§ Short problem
In the rows below, change "MARZO II" to "ABRIL" in every line from the one containing "twitter-icon[interactable]: 🐦 <box>719" down to the one containing "604 242 672</box>", and reproduce only those lines with nothing else altered.

§ Given entries

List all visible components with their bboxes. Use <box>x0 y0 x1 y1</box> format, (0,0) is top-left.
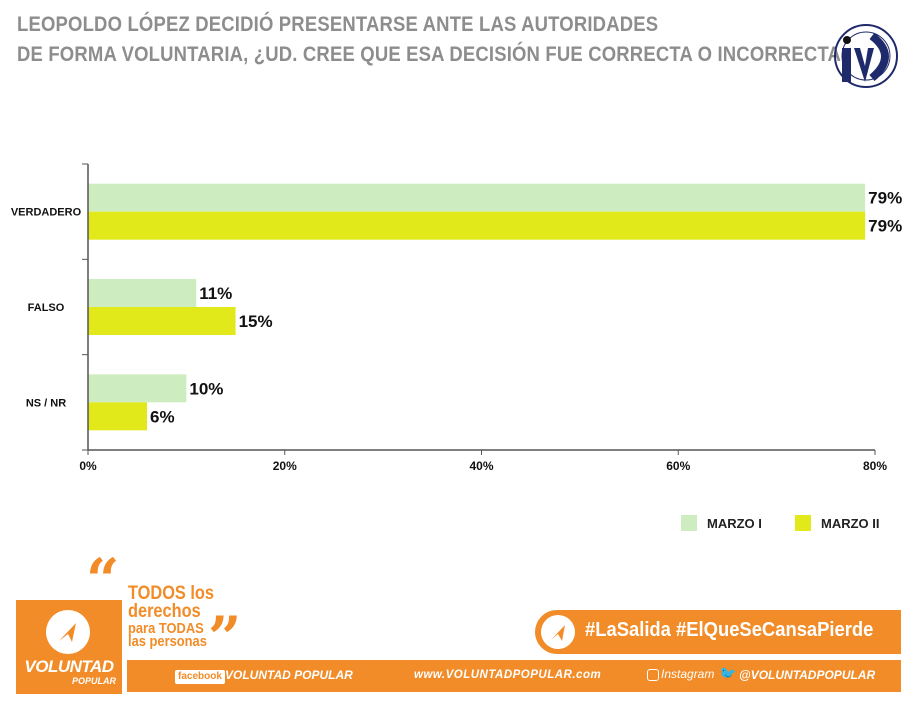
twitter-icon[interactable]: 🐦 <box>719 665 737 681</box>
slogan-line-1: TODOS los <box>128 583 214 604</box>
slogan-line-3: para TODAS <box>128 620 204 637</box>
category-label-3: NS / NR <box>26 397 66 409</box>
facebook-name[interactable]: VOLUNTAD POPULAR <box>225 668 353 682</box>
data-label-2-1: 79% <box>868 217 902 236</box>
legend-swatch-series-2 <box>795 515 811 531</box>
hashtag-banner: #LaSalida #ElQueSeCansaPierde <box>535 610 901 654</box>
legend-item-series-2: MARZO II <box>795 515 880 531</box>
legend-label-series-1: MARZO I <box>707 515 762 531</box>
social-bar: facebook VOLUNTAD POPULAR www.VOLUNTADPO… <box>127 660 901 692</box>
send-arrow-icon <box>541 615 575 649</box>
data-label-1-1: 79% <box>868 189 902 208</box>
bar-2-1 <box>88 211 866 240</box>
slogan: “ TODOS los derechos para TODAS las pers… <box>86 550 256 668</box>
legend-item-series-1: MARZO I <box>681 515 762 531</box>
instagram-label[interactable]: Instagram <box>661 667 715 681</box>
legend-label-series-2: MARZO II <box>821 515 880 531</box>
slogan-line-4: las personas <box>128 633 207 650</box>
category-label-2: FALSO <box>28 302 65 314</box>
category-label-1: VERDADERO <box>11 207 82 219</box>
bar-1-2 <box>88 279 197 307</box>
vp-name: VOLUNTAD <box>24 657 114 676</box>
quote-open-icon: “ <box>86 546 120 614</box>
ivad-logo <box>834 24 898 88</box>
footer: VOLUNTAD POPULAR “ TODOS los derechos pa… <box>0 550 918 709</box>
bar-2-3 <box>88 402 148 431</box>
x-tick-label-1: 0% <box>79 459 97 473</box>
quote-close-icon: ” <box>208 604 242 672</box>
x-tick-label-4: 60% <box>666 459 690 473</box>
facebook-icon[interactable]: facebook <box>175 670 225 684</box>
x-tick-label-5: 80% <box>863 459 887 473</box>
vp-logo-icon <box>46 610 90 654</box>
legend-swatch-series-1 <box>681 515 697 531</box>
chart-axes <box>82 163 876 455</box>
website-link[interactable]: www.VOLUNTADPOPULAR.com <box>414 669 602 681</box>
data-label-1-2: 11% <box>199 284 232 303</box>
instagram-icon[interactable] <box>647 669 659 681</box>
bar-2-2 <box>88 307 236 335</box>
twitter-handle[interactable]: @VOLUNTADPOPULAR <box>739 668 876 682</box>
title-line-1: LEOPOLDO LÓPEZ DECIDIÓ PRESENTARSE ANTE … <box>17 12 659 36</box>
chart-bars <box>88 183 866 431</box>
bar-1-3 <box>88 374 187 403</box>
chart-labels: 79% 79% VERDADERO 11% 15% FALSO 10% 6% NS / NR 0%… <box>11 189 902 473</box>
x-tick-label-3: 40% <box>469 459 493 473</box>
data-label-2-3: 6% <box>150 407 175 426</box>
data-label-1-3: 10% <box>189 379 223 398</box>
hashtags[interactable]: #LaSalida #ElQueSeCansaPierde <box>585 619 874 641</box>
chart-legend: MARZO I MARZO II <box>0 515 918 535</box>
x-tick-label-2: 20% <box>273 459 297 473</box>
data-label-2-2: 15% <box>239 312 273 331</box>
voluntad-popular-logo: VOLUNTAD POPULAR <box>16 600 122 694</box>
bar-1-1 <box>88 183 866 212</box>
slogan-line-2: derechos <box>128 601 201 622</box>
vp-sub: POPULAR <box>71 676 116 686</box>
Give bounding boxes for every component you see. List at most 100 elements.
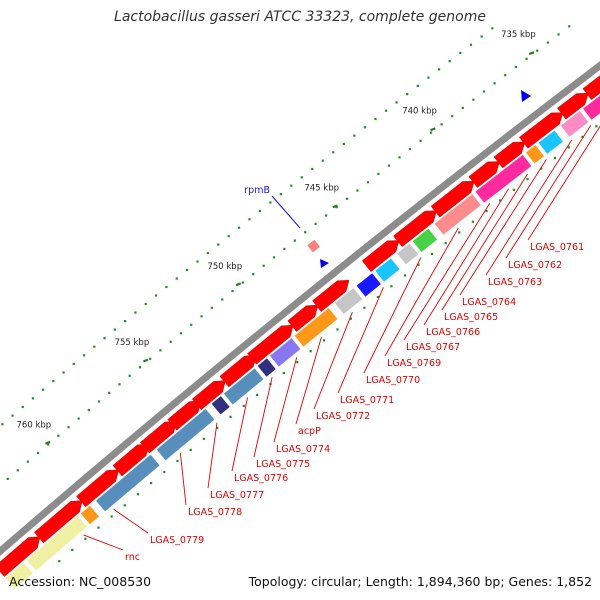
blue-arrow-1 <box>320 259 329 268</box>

§ Result
twitter-icon[interactable]: 🐦 <box>719 665 737 681</box>
slogan-line-1: TODOS los <box>128 583 214 604</box>
slogan-line-3: para TODAS <box>128 620 204 637</box>
category-label-3: NS / NR <box>26 397 66 409</box>
facebook-name[interactable]: VOLUNTAD POPULAR <box>225 668 353 682</box>
data-label-2-1: 79% <box>868 217 902 236</box>
legend-swatch-series-2 <box>795 515 811 531</box>
hashtag-banner: #LaSalida #ElQueSeCansaPierde <box>535 610 901 654</box>
legend-item-series-2: ABRIL <box>795 515 880 531</box>
legend-label-series-1: MARZO I <box>707 515 762 531</box>
social-bar: facebook VOLUNTAD POPULAR www.VOLUNTADPO… <box>127 660 901 692</box>
send-arrow-icon <box>541 615 575 649</box>
data-label-1-1: 79% <box>868 189 902 208</box>
bar-2-1 <box>88 211 866 240</box>
slogan: “ TODOS los derechos para TODAS las pers… <box>86 550 256 668</box>
legend-item-series-1: MARZO I <box>681 515 762 531</box>
instagram-label[interactable]: Instagram <box>661 667 715 681</box>
legend-label-series-2: ABRIL <box>821 515 880 531</box>
slogan-line-4: las personas <box>128 633 207 650</box>
category-label-2: FALSO <box>28 302 65 314</box>
category-label-1: VERDADERO <box>11 207 82 219</box>
bar-1-2 <box>88 279 197 307</box>
vp-name: VOLUNTAD <box>24 657 114 676</box>
quote-open-icon: “ <box>86 546 120 614</box>
ivad-logo <box>834 24 898 88</box>
footer: VOLUNTAD POPULAR “ TODOS los derechos pa… <box>0 550 918 709</box>
bar-2-3 <box>88 402 148 431</box>
x-tick-label-1: 0% <box>79 459 97 473</box>
quote-close-icon: ” <box>208 604 242 672</box>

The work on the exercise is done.